*Your goal*: Extract each line bearing the word "sans".

━━ Provided material ━━

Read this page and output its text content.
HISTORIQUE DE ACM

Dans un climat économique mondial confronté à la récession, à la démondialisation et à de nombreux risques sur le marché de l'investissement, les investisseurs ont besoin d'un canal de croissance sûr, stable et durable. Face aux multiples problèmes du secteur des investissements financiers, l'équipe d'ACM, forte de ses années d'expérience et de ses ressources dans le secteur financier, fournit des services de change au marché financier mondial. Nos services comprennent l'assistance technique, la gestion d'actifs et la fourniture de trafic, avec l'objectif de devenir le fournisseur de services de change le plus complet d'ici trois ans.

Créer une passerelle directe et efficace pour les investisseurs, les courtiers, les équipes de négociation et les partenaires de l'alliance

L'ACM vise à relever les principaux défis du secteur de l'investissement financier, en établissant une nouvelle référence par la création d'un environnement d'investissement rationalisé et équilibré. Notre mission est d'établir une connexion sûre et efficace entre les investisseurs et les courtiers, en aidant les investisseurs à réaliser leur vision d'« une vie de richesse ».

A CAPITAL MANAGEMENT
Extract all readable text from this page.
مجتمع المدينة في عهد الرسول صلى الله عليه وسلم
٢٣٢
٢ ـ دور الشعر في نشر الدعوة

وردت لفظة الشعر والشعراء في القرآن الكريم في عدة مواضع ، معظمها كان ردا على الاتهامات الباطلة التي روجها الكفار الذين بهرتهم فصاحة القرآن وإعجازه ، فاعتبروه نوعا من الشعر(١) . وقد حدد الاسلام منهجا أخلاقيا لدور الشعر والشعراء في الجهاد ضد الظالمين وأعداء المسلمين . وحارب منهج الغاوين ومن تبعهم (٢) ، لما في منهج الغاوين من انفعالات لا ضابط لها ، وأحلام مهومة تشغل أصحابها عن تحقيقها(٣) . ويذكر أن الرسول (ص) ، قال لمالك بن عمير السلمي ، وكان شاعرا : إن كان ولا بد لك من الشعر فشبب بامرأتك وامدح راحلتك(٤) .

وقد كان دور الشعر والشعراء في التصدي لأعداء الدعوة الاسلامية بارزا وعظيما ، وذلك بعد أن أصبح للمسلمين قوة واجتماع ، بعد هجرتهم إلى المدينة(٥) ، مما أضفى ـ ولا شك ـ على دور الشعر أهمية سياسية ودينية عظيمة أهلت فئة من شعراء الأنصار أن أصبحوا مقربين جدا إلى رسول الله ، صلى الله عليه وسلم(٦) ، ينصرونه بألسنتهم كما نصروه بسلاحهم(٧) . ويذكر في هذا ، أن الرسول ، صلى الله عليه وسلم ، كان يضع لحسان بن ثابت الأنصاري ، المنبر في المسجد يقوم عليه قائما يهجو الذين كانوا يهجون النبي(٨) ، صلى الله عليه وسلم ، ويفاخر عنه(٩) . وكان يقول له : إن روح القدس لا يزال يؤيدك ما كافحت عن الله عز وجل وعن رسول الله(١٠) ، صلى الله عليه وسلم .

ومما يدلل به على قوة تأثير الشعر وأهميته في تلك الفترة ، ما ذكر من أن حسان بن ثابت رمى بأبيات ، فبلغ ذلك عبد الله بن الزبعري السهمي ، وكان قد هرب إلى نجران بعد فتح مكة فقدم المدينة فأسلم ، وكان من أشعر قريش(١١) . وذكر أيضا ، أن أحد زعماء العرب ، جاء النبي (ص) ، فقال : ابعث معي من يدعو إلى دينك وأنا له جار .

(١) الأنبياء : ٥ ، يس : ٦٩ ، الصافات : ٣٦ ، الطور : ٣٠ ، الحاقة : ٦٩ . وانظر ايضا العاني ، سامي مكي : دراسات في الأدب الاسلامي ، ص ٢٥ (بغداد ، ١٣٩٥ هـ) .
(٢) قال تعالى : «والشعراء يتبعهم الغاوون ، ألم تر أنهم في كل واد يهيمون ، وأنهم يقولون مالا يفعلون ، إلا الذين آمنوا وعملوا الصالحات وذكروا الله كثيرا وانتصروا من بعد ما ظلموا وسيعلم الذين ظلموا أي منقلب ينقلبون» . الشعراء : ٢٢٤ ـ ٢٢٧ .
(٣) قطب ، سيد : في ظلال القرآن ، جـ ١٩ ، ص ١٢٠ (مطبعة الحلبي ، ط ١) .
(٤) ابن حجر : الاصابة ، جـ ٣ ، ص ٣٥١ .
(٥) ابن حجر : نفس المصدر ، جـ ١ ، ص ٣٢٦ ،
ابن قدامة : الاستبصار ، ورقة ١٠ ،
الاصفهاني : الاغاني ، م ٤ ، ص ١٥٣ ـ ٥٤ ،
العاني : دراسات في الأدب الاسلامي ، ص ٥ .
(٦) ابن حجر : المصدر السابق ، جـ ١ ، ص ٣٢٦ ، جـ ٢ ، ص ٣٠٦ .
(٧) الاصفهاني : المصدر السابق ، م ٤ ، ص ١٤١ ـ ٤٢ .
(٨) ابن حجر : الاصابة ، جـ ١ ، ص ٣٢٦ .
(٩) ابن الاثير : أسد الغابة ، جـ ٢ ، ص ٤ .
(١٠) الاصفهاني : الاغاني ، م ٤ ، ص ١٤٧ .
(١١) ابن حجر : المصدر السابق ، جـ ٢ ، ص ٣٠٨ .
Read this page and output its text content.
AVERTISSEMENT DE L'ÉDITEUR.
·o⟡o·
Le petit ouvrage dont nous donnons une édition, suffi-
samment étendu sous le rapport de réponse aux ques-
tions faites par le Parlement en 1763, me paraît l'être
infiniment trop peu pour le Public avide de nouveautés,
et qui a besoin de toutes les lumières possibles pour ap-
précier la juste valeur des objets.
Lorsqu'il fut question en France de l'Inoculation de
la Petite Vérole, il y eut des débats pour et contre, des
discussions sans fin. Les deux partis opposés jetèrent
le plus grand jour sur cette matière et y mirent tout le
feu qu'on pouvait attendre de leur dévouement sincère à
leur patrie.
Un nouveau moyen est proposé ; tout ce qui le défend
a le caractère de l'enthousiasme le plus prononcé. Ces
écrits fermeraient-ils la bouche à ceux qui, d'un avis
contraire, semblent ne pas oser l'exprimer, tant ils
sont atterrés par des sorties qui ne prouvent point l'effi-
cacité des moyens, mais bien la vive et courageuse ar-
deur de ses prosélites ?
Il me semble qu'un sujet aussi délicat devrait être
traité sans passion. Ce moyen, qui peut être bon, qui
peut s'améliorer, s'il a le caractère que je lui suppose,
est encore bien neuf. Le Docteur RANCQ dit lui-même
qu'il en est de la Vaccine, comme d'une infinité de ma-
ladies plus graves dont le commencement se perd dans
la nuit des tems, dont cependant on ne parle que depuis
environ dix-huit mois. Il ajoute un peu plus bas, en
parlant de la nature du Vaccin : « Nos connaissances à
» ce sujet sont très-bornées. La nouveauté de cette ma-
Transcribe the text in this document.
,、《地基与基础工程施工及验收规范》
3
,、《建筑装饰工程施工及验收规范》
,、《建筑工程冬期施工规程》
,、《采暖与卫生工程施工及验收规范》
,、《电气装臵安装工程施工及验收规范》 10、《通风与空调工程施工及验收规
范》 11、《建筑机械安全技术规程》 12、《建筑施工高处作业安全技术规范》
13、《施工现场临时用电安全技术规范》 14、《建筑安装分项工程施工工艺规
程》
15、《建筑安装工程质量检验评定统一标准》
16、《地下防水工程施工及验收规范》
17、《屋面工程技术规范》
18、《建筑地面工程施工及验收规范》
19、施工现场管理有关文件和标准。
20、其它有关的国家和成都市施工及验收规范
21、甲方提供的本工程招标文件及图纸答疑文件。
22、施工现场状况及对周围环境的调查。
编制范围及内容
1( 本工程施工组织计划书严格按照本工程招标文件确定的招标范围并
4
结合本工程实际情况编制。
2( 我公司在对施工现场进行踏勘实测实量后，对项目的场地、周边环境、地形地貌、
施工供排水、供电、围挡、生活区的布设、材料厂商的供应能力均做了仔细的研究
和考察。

━━━

*Exercise solution*:
discussions sans fin. Les deux partis opposés jetèrent
traité sans passion. Ce moyen, qui peut être bon, qui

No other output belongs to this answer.